_Instructions for the task_
Among the lines below, list those containing the string "para".

_Input data_
^^^^

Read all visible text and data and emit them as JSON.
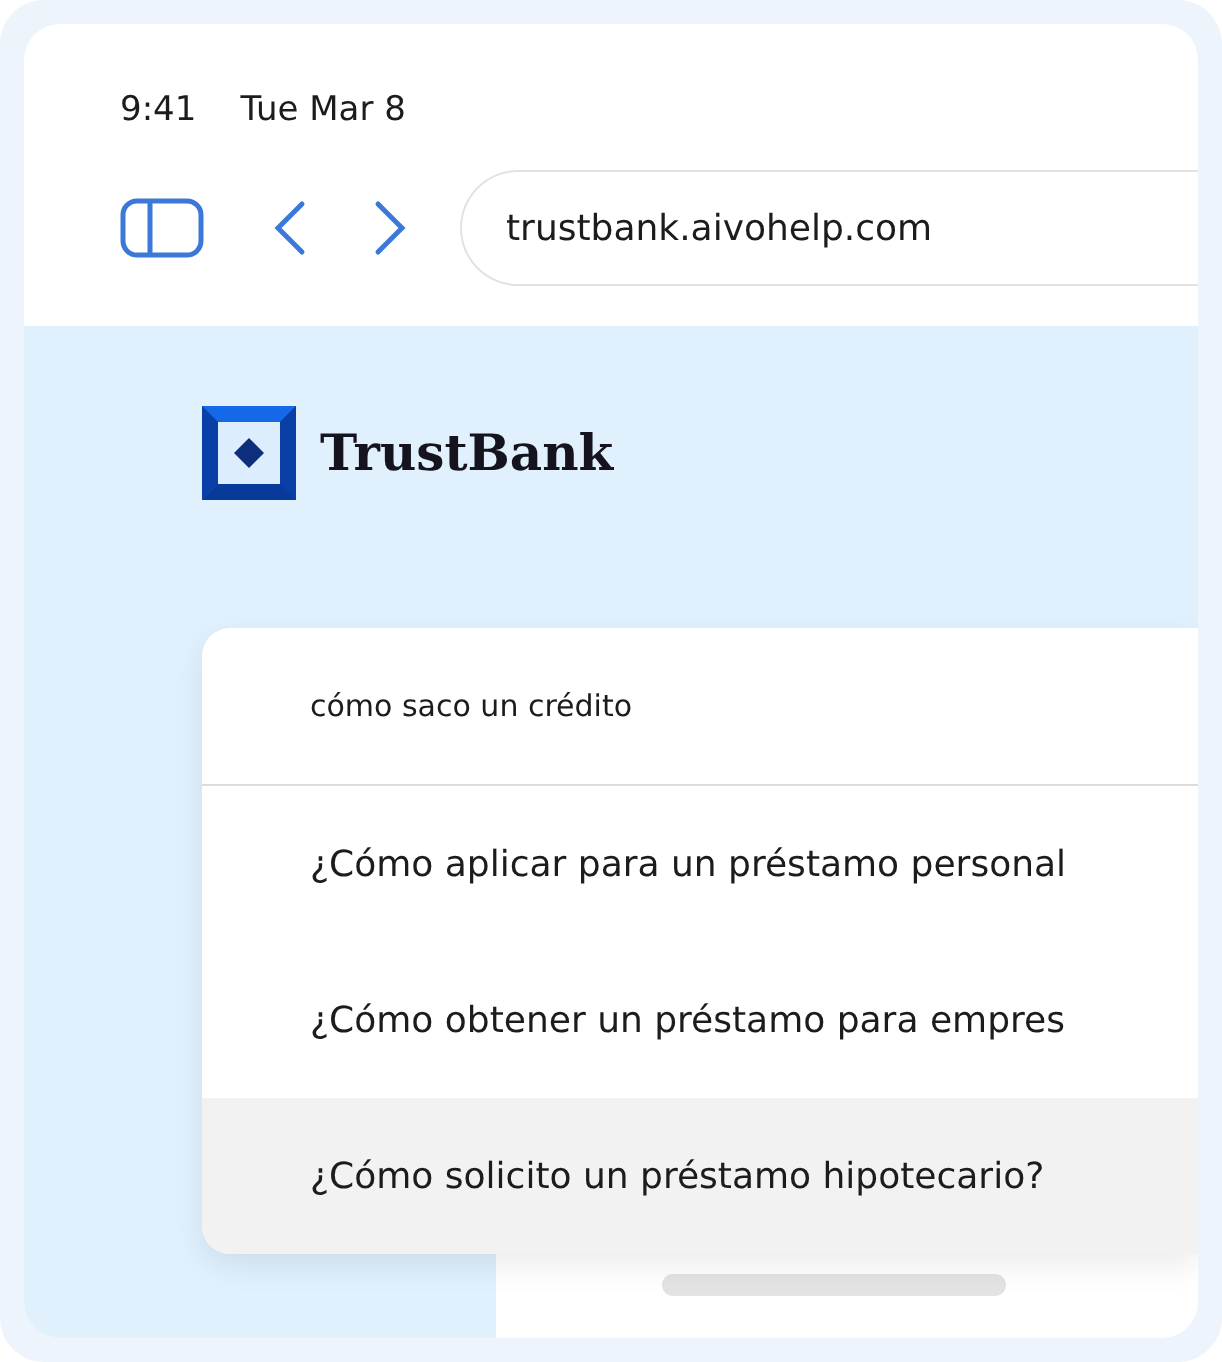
{
  "status_bar": {
    "time": "9:41",
    "date": "Tue Mar 8"
  },
  "browser": {
    "url": "trustbank.aivohelp.com"
  },
  "logo": {
    "name": "TrustBank"
  },
  "search": {
    "value": "cómo saco un crédito"
  },
  "suggestions": [
    {
      "text": "¿Cómo aplicar para un préstamo personal",
      "selected": false
    },
    {
      "text": "¿Cómo obtener un préstamo para empres",
      "selected": false
    },
    {
      "text": "¿Cómo solicito un préstamo hipotecario?",
      "selected": true
    }
  ]
}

^^^^

_Exercise result_
      "text": "¿Cómo aplicar para un préstamo personal",
      "text": "¿Cómo obtener un préstamo para empres",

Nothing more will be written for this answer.